(Extracted records)
┄┄┄┄┄┄┄┄┄┄
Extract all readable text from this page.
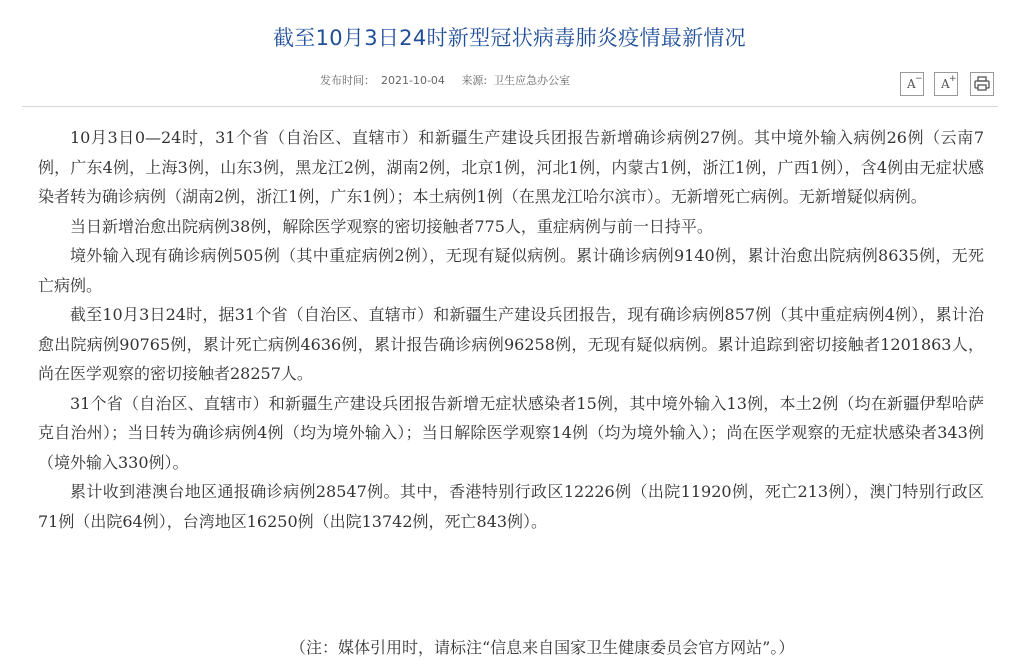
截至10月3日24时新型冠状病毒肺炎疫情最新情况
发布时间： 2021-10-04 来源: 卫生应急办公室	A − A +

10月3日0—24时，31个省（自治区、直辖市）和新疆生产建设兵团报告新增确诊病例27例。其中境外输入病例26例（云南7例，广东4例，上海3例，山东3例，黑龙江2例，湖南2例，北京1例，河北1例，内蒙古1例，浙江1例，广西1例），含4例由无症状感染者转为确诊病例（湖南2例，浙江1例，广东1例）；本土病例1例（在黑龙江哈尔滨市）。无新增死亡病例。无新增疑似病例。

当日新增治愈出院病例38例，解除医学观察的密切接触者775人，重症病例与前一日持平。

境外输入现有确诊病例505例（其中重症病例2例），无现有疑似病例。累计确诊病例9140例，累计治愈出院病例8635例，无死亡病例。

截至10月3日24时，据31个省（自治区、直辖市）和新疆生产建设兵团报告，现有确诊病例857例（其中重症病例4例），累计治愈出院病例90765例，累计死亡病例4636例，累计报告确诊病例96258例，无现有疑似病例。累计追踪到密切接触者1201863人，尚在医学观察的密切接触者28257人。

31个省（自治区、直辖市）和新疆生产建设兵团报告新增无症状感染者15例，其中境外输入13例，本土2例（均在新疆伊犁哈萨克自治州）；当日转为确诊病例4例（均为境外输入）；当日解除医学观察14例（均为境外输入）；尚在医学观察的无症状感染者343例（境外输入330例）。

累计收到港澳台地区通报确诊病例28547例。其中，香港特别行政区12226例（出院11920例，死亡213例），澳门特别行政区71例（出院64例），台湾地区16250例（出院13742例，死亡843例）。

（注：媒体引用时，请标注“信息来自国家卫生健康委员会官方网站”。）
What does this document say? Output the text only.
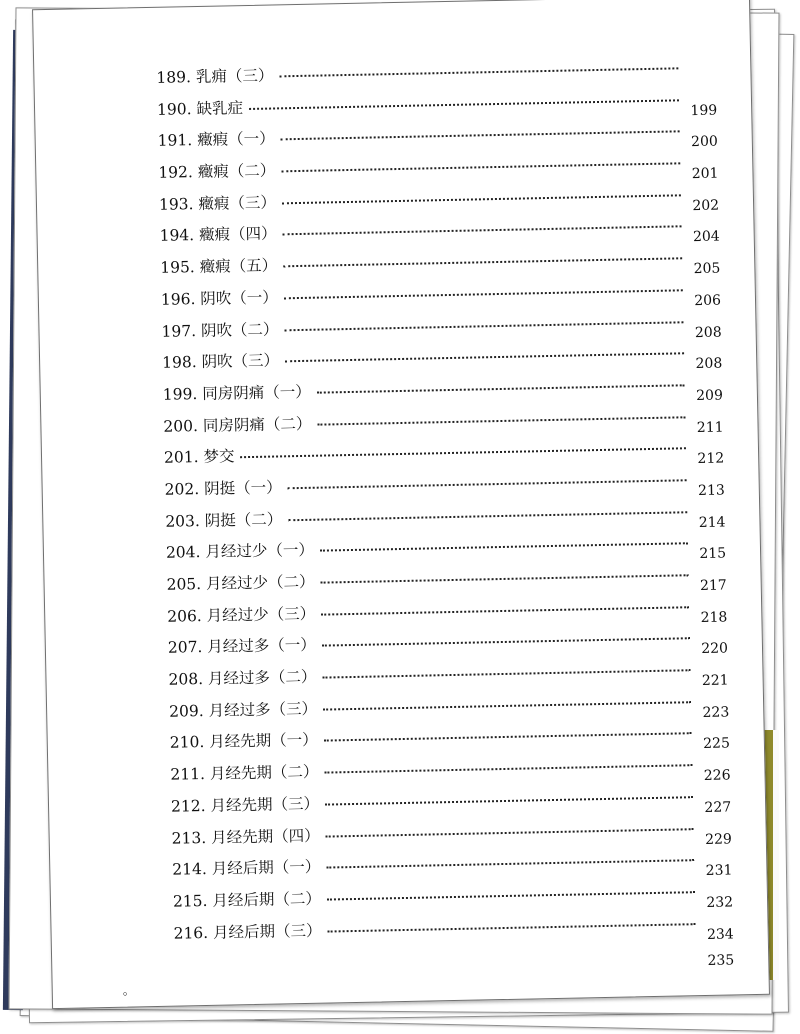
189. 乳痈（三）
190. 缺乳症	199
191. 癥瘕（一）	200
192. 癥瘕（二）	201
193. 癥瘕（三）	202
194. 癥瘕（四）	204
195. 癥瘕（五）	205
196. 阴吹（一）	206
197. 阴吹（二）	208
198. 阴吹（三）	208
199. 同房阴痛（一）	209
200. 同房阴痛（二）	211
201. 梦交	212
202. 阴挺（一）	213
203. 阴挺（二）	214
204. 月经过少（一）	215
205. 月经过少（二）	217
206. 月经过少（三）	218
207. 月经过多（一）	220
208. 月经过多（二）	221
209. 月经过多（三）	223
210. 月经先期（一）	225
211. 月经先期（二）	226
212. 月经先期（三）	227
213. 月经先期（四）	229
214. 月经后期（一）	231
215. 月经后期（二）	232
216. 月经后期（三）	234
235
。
┄┄┄┄┄┄┄┄┄┄
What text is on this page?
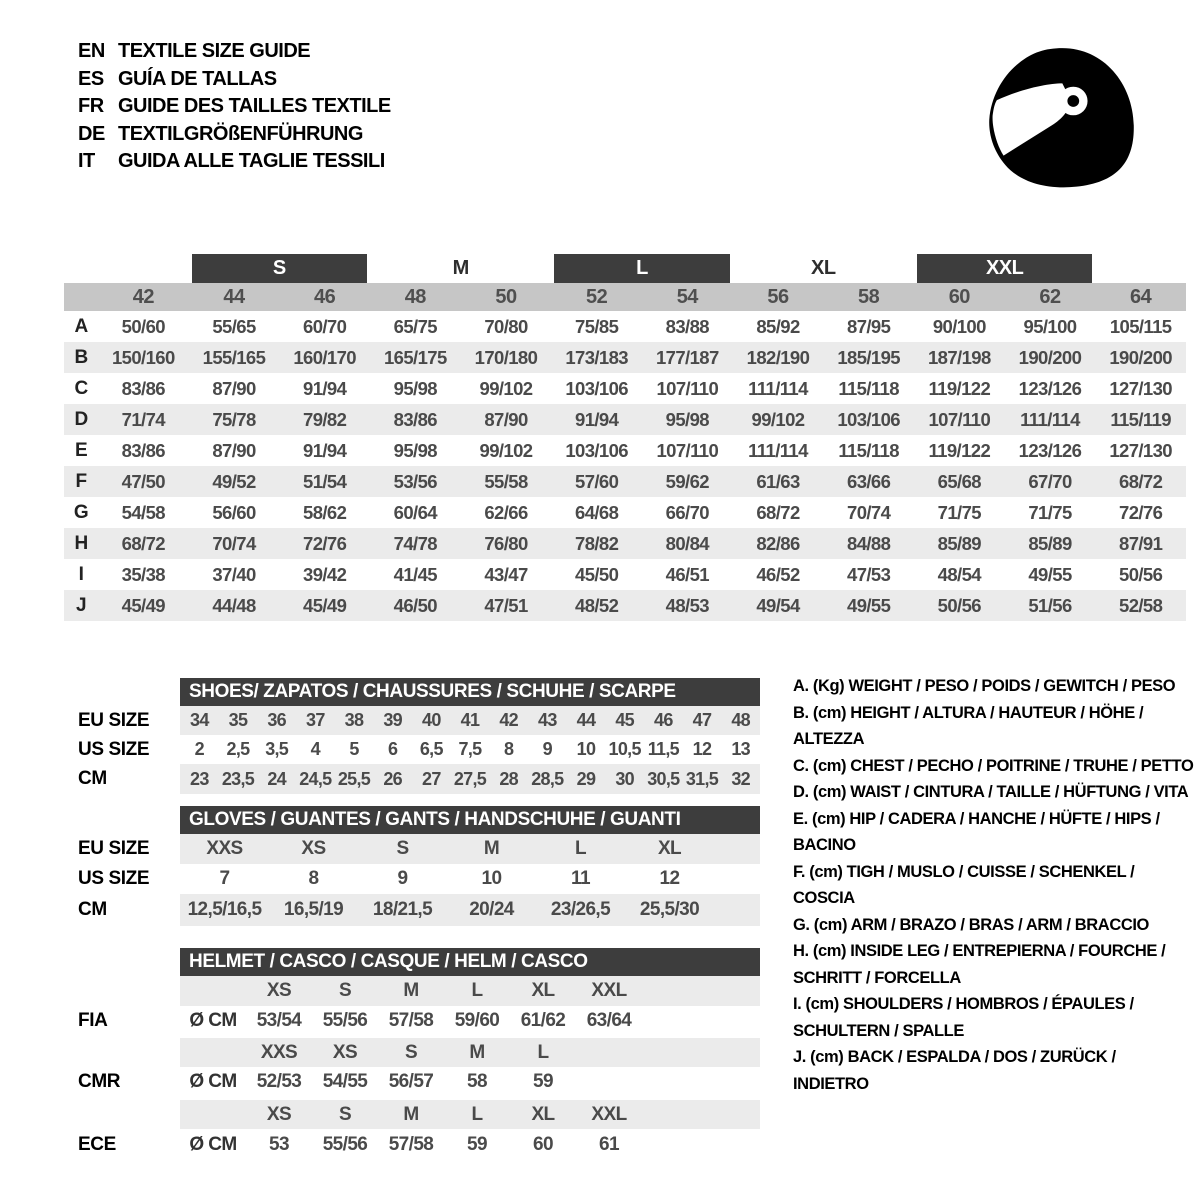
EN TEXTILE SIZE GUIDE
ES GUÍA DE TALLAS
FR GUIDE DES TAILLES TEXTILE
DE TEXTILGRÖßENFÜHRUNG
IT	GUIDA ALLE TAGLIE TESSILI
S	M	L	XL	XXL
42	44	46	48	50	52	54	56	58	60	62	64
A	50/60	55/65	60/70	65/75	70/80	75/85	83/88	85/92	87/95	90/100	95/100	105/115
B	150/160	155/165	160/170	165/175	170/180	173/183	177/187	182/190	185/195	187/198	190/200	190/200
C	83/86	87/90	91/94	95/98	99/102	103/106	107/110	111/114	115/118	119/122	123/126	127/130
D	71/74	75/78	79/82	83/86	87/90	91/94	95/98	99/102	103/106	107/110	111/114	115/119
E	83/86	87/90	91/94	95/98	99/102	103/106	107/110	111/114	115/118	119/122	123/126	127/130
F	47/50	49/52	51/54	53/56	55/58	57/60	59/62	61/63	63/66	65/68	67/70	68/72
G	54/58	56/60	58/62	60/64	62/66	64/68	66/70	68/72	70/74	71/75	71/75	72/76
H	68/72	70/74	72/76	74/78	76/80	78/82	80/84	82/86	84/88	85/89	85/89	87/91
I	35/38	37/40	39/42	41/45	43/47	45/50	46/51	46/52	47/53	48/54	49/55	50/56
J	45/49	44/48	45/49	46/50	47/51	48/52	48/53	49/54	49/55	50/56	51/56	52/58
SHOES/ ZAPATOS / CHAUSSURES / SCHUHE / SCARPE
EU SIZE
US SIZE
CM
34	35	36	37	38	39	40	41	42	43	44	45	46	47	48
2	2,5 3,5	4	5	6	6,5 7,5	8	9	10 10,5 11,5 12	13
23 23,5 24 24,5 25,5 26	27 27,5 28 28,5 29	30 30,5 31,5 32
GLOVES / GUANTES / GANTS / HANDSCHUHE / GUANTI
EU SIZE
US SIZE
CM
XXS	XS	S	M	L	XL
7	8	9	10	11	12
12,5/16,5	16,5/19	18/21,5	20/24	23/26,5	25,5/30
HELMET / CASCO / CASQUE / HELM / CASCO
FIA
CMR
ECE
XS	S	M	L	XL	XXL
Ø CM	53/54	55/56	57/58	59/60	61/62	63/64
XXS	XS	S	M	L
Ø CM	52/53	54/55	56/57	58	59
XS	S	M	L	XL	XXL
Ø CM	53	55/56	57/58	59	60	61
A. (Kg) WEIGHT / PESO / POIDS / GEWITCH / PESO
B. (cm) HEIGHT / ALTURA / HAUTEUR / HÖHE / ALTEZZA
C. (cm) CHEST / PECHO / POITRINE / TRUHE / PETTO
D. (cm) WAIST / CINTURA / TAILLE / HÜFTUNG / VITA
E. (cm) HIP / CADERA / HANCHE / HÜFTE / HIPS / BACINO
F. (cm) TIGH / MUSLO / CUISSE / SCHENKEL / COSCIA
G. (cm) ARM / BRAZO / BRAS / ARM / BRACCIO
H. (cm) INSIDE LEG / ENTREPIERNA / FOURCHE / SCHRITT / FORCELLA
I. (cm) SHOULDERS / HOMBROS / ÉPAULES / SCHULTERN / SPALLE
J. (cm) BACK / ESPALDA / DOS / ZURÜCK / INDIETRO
┄┄┄┄┄┄┄┄┄┄
# Requirements
Using the listing above, show each line holding the string "月经过多".

# The reply
207. 月经过多（一）	220
208. 月经过多（二）	221
209. 月经过多（三）	223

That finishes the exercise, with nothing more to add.